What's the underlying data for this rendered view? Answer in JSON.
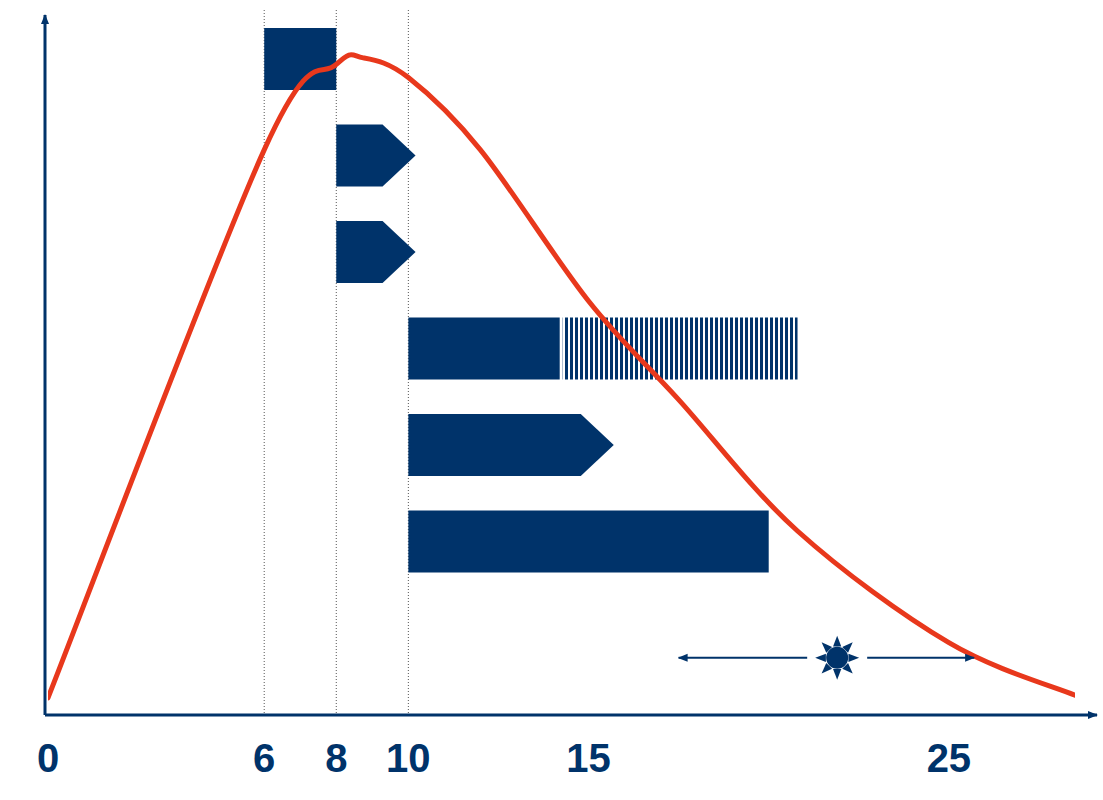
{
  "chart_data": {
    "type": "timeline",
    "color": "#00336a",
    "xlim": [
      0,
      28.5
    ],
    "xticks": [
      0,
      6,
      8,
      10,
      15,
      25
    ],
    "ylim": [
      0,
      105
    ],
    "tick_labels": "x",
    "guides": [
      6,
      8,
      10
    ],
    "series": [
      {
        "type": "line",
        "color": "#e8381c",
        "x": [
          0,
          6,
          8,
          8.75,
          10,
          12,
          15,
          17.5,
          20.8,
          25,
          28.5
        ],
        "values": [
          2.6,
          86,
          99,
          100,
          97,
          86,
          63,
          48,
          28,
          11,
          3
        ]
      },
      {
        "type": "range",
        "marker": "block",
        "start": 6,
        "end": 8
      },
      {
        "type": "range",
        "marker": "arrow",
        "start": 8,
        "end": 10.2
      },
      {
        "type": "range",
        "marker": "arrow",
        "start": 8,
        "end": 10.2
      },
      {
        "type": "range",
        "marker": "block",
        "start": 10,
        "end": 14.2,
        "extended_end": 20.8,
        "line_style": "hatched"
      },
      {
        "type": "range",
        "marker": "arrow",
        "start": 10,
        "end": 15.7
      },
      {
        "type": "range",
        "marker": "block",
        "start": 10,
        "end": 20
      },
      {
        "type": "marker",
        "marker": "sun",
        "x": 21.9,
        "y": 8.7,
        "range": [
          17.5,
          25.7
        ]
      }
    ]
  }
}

= = = =

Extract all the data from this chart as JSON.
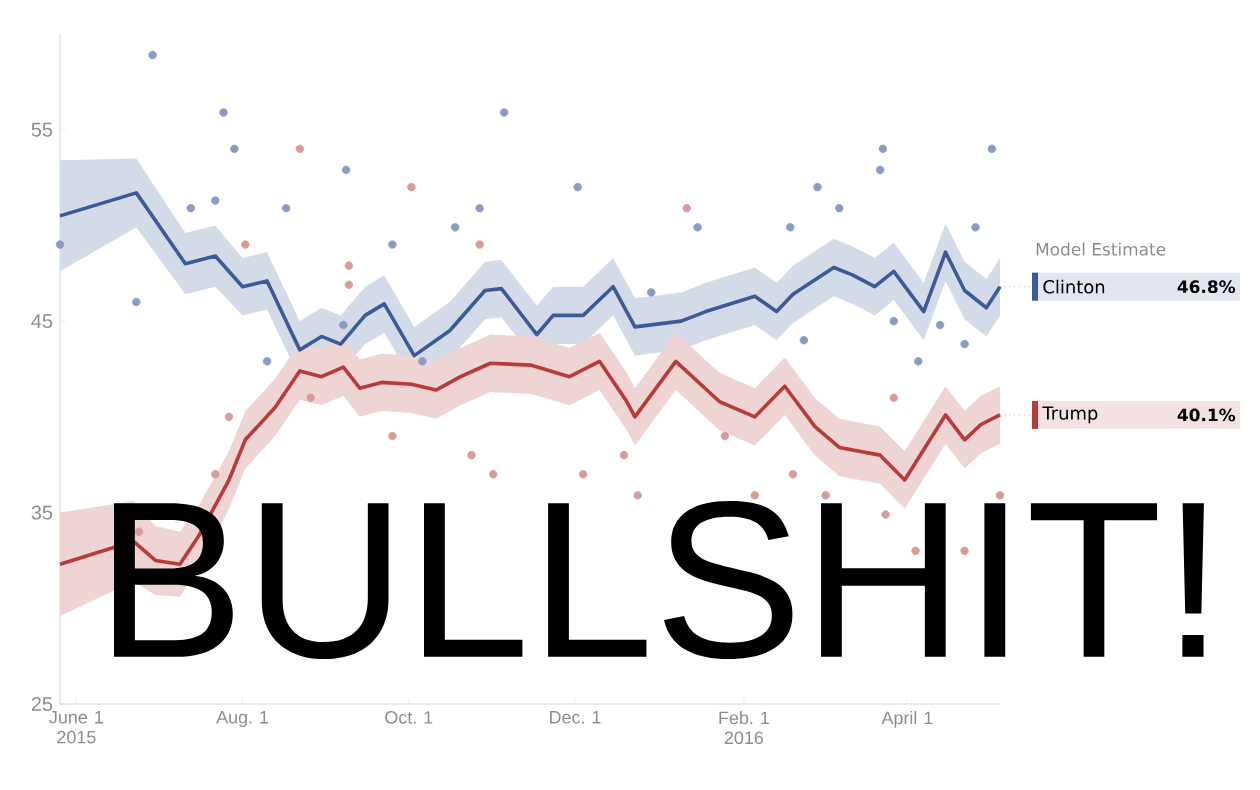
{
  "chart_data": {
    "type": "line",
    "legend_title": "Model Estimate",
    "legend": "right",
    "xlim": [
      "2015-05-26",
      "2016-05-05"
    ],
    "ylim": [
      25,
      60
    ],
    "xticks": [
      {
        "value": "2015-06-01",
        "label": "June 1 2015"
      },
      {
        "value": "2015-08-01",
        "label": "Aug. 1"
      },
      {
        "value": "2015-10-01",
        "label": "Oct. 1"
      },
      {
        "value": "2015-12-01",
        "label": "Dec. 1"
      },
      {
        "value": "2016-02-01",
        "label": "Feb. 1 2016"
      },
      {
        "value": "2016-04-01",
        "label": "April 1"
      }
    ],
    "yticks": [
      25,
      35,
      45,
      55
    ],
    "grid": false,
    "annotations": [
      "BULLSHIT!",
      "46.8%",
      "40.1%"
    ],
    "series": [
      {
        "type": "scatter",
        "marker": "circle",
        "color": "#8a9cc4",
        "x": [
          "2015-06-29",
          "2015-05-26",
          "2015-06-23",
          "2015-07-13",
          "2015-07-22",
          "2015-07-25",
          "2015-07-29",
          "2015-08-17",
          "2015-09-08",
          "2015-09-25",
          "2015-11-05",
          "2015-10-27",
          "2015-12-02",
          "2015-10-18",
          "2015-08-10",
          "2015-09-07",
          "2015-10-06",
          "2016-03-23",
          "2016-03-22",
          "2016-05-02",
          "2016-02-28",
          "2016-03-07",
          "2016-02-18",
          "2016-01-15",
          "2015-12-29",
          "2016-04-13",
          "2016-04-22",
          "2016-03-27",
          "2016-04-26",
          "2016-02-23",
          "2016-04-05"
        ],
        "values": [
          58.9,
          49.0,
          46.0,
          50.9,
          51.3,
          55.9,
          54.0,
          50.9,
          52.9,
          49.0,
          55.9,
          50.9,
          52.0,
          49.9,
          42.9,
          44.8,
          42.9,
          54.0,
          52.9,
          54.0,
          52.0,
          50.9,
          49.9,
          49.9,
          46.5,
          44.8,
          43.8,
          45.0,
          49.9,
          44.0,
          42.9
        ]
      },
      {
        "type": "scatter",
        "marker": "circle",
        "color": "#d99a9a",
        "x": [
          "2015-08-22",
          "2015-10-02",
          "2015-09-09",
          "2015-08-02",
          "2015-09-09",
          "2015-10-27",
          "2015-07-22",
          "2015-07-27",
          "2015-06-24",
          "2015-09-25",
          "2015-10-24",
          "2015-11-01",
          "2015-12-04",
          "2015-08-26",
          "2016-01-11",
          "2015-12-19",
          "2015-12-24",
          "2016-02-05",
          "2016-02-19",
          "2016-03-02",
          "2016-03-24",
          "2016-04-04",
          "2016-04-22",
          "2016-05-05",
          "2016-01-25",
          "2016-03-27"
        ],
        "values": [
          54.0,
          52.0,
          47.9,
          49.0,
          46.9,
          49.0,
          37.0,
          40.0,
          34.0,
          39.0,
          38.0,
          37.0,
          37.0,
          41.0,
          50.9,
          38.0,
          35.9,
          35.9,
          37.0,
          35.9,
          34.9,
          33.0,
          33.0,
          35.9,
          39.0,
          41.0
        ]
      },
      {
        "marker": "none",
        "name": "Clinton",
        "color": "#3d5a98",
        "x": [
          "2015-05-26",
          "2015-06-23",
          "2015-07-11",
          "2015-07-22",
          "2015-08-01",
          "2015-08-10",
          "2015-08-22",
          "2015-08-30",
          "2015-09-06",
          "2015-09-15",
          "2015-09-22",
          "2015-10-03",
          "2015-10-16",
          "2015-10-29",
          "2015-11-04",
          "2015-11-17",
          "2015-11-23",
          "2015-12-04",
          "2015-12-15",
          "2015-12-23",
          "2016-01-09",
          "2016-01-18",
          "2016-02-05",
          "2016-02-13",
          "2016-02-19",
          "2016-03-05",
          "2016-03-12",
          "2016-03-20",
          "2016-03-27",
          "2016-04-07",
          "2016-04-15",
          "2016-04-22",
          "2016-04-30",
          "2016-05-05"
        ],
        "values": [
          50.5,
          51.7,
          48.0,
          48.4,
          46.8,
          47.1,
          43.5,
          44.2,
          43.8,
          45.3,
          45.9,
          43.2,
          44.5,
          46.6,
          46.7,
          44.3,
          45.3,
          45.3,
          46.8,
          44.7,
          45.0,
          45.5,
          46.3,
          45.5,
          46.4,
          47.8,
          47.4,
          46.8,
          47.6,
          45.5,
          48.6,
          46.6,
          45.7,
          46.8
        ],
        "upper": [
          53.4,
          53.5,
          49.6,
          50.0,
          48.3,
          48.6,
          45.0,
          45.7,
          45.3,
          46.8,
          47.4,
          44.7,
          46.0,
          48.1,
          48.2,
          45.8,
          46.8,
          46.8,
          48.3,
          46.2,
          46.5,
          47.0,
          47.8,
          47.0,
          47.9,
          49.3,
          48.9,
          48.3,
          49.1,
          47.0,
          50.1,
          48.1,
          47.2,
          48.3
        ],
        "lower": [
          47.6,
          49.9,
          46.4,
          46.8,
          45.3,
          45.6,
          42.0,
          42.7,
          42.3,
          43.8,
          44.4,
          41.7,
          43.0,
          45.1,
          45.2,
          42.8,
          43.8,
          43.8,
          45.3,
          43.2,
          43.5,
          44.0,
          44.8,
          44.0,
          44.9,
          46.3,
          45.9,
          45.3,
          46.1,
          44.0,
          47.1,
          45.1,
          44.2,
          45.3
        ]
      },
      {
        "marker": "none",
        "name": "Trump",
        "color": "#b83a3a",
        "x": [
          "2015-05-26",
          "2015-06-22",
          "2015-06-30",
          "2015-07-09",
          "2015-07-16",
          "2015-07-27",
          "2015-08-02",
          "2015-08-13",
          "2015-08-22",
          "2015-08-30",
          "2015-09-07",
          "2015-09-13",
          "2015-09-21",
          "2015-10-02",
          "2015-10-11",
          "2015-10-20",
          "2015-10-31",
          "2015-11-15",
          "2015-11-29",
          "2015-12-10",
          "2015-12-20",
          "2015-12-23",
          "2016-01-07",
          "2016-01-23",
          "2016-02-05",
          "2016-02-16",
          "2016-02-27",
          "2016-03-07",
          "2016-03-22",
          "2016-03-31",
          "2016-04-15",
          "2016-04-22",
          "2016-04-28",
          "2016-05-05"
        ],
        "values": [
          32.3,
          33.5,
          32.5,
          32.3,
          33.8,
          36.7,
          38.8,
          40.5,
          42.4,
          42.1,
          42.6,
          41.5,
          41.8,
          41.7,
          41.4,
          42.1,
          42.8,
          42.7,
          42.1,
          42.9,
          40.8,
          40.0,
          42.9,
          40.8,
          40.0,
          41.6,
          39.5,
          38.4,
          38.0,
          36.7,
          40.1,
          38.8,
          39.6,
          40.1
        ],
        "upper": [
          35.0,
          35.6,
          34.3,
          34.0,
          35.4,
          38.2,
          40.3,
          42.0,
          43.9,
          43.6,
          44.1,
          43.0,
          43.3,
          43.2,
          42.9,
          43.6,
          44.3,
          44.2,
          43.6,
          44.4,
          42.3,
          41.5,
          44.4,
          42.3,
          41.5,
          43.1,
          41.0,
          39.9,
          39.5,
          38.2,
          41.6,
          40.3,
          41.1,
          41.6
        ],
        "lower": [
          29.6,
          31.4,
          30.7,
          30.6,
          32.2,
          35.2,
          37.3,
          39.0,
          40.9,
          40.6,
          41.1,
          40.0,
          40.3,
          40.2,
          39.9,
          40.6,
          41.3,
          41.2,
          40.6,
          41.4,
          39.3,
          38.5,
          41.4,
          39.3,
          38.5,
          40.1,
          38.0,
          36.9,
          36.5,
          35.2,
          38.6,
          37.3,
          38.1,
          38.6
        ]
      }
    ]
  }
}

= = = =

### The exercise
Where a line in the entries holds "color", copy that line.

### Output
    "color": "#00336a",
        "color": "#e8381c",
        "color": "#8a9cc4",
        "color": "#d99a9a",
        "color": "#3d5a98",
        "color": "#b83a3a",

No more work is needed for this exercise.